Reproduce every line of the material below, but drop the pictures.

——

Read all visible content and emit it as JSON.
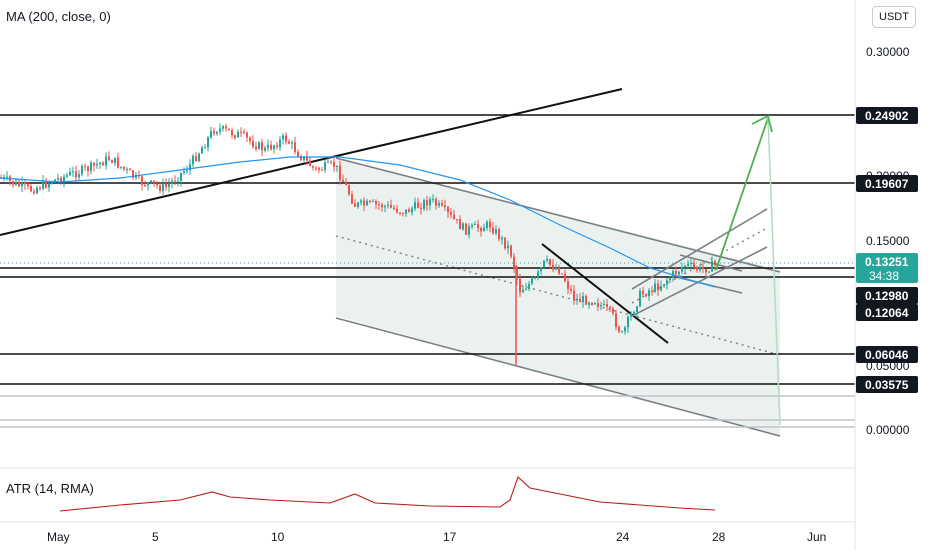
{
  "indicators": {
    "ma_label": "MA (200, close, 0)",
    "atr_label": "ATR (14, RMA)"
  },
  "currency": "USDT",
  "colors": {
    "candle_up": "#26a69a",
    "candle_down": "#ef5350",
    "ma": "#2196f3",
    "atr": "#b71c1c",
    "arrow": "#4caf50",
    "channel_fill": "#e8efec",
    "label_dark": "#131722",
    "price_badge": "#26a69a"
  },
  "chart_data": {
    "type": "candlestick",
    "y_ticks": [
      "0.30000",
      "0.15000",
      "0.05000",
      "0.00000"
    ],
    "x_ticks": [
      "May",
      "5",
      "10",
      "17",
      "24",
      "28",
      "Jun"
    ],
    "price_levels": [
      {
        "value": "0.24902",
        "style": "dark"
      },
      {
        "value": "0.19607",
        "style": "dark"
      },
      {
        "value": "0.13251",
        "style": "current",
        "countdown": "34:38"
      },
      {
        "value": "0.12980",
        "style": "dark"
      },
      {
        "value": "0.12064",
        "style": "dark"
      },
      {
        "value": "0.06046",
        "style": "dark"
      },
      {
        "value": "0.03575",
        "style": "dark"
      }
    ],
    "partial_tick": "0.20000",
    "ma_period": 200,
    "atr_period": 14
  }
}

——

> [Solution to this problem]
Read all visible content and emit it as JSON.
{
  "indicators": {
    "ma_label": "MA (200, close, 0)",
    "atr_label": "ATR (14, RMA)"
  },
  "currency": "USDT",
  "colors": {
    "candle_up": "#26a69a",
    "candle_down": "#ef5350",
    "ma": "#2196f3",
    "atr": "#b71c1c",
    "arrow": "#4caf50",
    "channel_fill": "#e8efec",
    "label_dark": "#131722",
    "price_badge": "#26a69a"
  },
  "chart_data": {
    "type": "candlestick",
    "y_ticks": [
      "0.30000",
      "0.15000",
      "0.05000",
      "0.00000"
    ],
    "x_ticks": [
      "May",
      "5",
      "10",
      "17",
      "24",
      "28",
      "Jun"
    ],
    "price_levels": [
      {
        "value": "0.24902",
        "style": "dark"
      },
      {
        "value": "0.19607",
        "style": "dark"
      },
      {
        "value": "0.13251",
        "style": "current",
        "countdown": "34:38"
      },
      {
        "value": "0.12980",
        "style": "dark"
      },
      {
        "value": "0.12064",
        "style": "dark"
      },
      {
        "value": "0.06046",
        "style": "dark"
      },
      {
        "value": "0.03575",
        "style": "dark"
      }
    ],
    "partial_tick": "0.20000",
    "ma_period": 200,
    "atr_period": 14
  }
}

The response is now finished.